═════ AVAILABLE RECORDS ═════

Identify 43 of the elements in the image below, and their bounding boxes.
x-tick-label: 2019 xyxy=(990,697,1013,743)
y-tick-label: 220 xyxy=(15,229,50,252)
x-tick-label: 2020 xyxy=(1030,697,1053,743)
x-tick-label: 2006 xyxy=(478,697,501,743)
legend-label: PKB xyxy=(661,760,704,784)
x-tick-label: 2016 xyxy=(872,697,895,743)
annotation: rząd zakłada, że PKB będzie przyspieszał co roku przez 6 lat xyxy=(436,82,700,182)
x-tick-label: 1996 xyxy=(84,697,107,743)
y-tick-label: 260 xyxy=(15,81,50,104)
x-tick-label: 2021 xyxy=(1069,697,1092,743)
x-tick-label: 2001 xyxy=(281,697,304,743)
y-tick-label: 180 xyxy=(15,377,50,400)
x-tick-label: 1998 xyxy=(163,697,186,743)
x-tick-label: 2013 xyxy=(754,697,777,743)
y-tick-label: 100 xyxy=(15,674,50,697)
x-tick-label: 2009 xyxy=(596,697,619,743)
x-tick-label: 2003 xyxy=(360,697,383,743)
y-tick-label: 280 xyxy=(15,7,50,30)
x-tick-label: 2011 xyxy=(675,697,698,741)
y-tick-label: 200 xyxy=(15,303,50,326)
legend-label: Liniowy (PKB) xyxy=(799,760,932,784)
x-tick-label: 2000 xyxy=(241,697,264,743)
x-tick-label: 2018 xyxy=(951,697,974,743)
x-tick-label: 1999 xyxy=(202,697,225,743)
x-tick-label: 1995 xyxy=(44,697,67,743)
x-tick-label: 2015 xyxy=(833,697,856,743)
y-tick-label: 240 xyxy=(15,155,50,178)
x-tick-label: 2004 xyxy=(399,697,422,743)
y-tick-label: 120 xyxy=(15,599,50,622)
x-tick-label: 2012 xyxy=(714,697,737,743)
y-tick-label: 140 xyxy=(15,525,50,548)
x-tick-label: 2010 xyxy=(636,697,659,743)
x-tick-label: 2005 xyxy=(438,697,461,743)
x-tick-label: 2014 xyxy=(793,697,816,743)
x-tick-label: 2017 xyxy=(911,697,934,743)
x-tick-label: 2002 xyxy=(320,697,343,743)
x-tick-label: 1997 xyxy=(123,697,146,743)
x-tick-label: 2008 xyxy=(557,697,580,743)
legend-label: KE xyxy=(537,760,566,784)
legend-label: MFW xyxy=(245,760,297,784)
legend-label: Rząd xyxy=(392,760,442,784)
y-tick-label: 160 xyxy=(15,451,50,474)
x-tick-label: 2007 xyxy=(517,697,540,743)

═════

TO DO:
Repeat all the lines above word for word.

RESULT OF THE TASK:
Identify 43 of the elements in the image below, and their bounding boxes.
x-tick-label: 2019 xyxy=(990,697,1013,743)
y-tick-label: 220 xyxy=(15,229,50,252)
x-tick-label: 2020 xyxy=(1030,697,1053,743)
x-tick-label: 2006 xyxy=(478,697,501,743)
legend-label: PKB xyxy=(661,760,704,784)
x-tick-label: 2016 xyxy=(872,697,895,743)
annotation: rząd zakłada, że PKB będzie przyspieszał co roku przez 6 lat xyxy=(436,82,700,182)
x-tick-label: 1996 xyxy=(84,697,107,743)
y-tick-label: 260 xyxy=(15,81,50,104)
x-tick-label: 2021 xyxy=(1069,697,1092,743)
x-tick-label: 2001 xyxy=(281,697,304,743)
y-tick-label: 180 xyxy=(15,377,50,400)
x-tick-label: 1998 xyxy=(163,697,186,743)
x-tick-label: 2013 xyxy=(754,697,777,743)
y-tick-label: 100 xyxy=(15,674,50,697)
x-tick-label: 2009 xyxy=(596,697,619,743)
x-tick-label: 2003 xyxy=(360,697,383,743)
y-tick-label: 280 xyxy=(15,7,50,30)
x-tick-label: 2011 xyxy=(675,697,698,741)
y-tick-label: 200 xyxy=(15,303,50,326)
legend-label: Liniowy (PKB) xyxy=(799,760,932,784)
x-tick-label: 2000 xyxy=(241,697,264,743)
x-tick-label: 2018 xyxy=(951,697,974,743)
x-tick-label: 1999 xyxy=(202,697,225,743)
x-tick-label: 1995 xyxy=(44,697,67,743)
x-tick-label: 2015 xyxy=(833,697,856,743)
y-tick-label: 240 xyxy=(15,155,50,178)
x-tick-label: 2004 xyxy=(399,697,422,743)
y-tick-label: 120 xyxy=(15,599,50,622)
x-tick-label: 2012 xyxy=(714,697,737,743)
y-tick-label: 140 xyxy=(15,525,50,548)
x-tick-label: 2010 xyxy=(636,697,659,743)
x-tick-label: 2005 xyxy=(438,697,461,743)
x-tick-label: 2014 xyxy=(793,697,816,743)
x-tick-label: 2017 xyxy=(911,697,934,743)
x-tick-label: 2002 xyxy=(320,697,343,743)
x-tick-label: 1997 xyxy=(123,697,146,743)
x-tick-label: 2008 xyxy=(557,697,580,743)
legend-label: KE xyxy=(537,760,566,784)
legend-label: MFW xyxy=(245,760,297,784)
legend-label: Rząd xyxy=(392,760,442,784)
y-tick-label: 160 xyxy=(15,451,50,474)
x-tick-label: 2007 xyxy=(517,697,540,743)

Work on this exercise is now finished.